:: Instructions for the task ::
Among the records that follow, count the lines with the string "Linear"; report only that count.

:: Dataset records ::
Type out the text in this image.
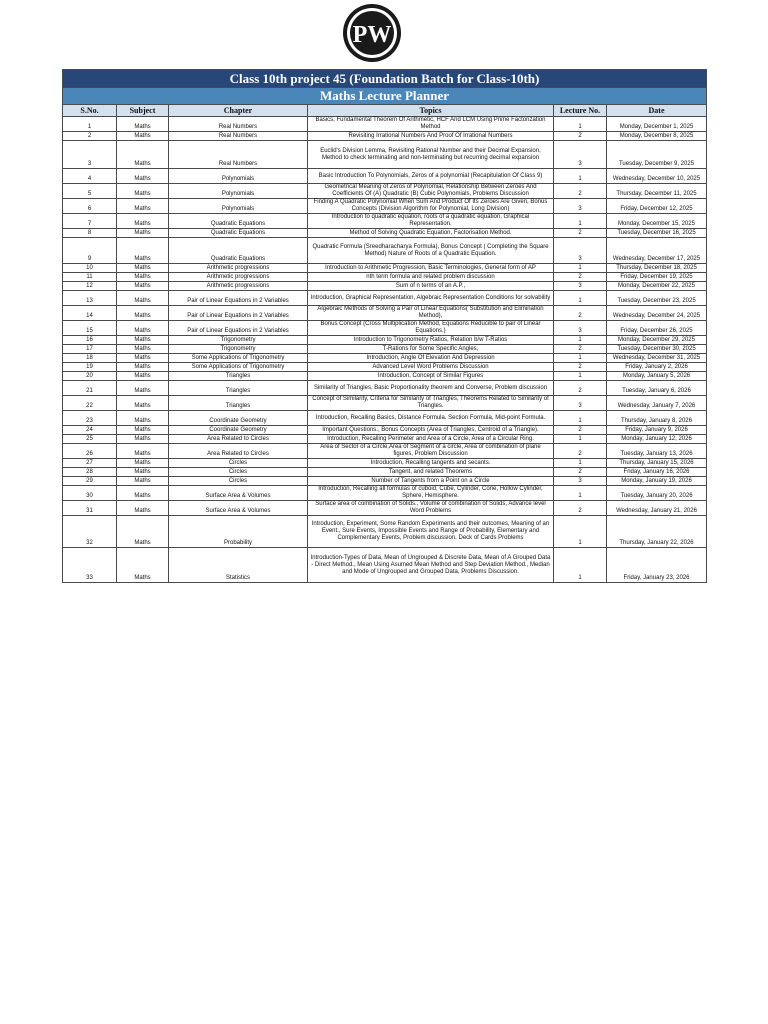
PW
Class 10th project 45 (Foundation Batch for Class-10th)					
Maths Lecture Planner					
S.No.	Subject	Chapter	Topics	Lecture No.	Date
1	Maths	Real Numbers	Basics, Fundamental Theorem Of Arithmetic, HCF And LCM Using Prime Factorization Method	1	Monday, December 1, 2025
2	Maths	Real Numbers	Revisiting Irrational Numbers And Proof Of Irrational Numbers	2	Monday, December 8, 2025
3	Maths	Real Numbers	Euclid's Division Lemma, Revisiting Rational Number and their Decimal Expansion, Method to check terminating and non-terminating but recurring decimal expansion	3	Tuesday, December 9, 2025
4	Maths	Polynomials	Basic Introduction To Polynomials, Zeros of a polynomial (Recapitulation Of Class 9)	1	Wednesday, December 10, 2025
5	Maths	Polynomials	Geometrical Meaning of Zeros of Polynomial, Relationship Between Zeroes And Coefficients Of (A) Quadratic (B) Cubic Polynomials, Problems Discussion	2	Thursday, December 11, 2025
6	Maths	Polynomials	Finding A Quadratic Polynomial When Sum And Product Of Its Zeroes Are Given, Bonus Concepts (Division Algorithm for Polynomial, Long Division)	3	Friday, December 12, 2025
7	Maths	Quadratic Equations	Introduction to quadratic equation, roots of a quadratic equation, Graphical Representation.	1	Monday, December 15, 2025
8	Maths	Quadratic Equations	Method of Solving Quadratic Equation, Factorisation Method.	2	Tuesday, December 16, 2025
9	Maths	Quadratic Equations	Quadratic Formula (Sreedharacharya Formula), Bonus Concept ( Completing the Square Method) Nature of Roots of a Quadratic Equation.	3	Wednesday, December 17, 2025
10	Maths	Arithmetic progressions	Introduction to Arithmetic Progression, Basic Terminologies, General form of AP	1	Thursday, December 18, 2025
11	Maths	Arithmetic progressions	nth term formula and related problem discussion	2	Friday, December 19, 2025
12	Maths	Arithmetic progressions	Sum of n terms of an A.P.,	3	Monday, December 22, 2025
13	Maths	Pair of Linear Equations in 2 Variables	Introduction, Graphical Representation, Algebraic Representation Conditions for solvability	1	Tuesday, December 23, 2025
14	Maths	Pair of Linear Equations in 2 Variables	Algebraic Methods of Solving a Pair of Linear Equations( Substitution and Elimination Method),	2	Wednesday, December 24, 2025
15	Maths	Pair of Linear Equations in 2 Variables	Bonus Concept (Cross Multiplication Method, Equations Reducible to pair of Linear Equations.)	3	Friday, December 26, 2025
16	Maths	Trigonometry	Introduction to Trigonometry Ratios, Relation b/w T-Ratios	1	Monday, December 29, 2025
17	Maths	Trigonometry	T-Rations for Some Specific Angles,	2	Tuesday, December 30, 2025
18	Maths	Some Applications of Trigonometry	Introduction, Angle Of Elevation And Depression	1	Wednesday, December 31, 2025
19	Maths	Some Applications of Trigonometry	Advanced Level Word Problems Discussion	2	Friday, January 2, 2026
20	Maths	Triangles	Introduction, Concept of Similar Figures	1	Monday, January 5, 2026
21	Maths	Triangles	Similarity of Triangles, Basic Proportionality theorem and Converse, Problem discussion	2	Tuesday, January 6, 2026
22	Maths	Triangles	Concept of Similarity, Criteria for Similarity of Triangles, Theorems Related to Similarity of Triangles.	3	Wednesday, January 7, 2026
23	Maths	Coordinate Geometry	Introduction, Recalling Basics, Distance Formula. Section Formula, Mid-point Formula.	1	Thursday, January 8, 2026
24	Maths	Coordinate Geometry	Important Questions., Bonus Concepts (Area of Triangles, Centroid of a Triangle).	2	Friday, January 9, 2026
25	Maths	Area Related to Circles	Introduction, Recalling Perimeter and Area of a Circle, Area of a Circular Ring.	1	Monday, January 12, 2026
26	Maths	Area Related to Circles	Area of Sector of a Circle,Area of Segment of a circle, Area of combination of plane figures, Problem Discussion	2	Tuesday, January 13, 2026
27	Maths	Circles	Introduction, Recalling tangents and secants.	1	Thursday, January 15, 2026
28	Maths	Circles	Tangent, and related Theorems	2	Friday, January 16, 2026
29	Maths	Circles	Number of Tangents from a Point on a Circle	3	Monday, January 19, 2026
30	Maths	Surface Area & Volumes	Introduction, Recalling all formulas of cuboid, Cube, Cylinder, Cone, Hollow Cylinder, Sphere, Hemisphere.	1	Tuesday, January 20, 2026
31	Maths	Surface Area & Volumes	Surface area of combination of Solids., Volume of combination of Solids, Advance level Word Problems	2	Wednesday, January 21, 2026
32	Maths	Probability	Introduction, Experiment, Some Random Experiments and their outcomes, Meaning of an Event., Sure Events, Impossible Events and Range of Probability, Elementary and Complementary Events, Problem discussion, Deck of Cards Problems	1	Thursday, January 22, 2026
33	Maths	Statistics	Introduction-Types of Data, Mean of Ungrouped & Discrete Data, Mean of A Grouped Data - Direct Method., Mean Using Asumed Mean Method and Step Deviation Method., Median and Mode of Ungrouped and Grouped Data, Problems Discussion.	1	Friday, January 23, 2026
--
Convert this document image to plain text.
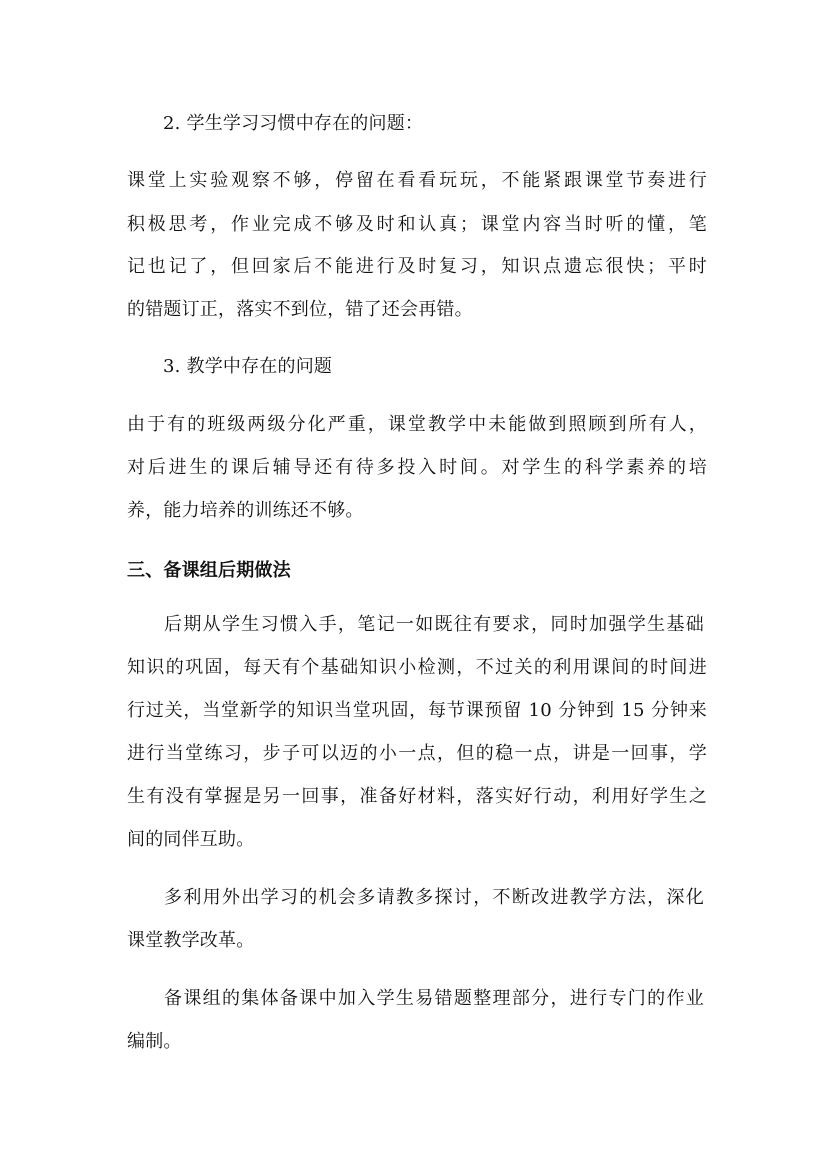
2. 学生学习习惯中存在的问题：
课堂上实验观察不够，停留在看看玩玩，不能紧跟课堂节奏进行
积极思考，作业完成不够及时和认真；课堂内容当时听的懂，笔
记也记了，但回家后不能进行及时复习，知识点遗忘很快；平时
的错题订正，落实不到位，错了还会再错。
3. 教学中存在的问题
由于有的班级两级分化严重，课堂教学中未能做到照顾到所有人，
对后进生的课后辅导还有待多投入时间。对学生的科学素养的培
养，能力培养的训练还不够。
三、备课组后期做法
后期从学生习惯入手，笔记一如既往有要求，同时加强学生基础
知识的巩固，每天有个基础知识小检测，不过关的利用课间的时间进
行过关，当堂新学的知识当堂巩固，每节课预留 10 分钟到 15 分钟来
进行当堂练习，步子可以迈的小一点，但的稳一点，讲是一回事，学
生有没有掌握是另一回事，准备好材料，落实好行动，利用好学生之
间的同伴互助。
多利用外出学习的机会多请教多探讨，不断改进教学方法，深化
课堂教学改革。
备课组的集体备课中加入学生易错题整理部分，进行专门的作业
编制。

:: Response ::
3